[Saved data entries]
━━━━━━━━━━

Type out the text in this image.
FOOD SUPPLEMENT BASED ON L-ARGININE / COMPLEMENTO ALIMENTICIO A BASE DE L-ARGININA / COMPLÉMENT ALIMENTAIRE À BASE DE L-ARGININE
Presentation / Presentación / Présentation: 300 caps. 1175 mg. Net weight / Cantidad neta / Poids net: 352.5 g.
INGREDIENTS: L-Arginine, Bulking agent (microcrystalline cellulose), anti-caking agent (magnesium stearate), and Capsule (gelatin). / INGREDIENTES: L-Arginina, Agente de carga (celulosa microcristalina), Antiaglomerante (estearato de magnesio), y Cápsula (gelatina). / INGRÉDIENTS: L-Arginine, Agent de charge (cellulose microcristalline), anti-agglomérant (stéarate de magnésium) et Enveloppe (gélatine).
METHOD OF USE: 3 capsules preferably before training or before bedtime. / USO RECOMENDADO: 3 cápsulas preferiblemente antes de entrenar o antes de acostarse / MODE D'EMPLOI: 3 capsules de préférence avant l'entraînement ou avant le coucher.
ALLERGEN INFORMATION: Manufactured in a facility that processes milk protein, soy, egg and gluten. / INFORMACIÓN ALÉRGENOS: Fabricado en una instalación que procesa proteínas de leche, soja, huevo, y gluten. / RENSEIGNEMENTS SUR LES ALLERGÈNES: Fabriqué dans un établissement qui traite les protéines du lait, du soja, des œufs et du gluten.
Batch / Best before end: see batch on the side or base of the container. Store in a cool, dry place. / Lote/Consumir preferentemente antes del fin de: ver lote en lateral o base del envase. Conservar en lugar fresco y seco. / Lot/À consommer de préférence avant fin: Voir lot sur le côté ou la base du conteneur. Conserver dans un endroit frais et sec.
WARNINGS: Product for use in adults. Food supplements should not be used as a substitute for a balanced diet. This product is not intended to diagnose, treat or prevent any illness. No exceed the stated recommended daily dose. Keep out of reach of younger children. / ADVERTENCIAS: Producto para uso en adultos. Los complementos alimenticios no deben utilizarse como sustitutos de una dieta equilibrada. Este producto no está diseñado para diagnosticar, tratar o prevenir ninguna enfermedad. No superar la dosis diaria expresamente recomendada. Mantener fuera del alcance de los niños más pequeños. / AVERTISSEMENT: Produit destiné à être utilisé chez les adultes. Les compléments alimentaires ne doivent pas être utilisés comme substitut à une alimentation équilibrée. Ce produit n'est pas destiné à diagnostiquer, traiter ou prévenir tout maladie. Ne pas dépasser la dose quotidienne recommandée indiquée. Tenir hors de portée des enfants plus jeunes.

━━━━━━━━━━

*Task brief*: The answer must be every line of the data that contains the word "préférence".

*Answer to this task*:
METHOD OF USE: 3 capsules preferably before training or before bedtime. / USO RECOMENDADO: 3 cápsulas preferiblemente antes de entrenar o antes de acostarse / MODE D'EMPLOI: 3 capsules de préférence avant l'entraînement ou avant le coucher.
Batch / Best before end: see batch on the side or base of the container. Store in a cool, dry place. / Lote/Consumir preferentemente antes del fin de: ver lote en lateral o base del envase. Conservar en lugar fresco y seco. / Lot/À consommer de préférence avant fin: Voir lot sur le côté ou la base du conteneur. Conserver dans un endroit frais et sec.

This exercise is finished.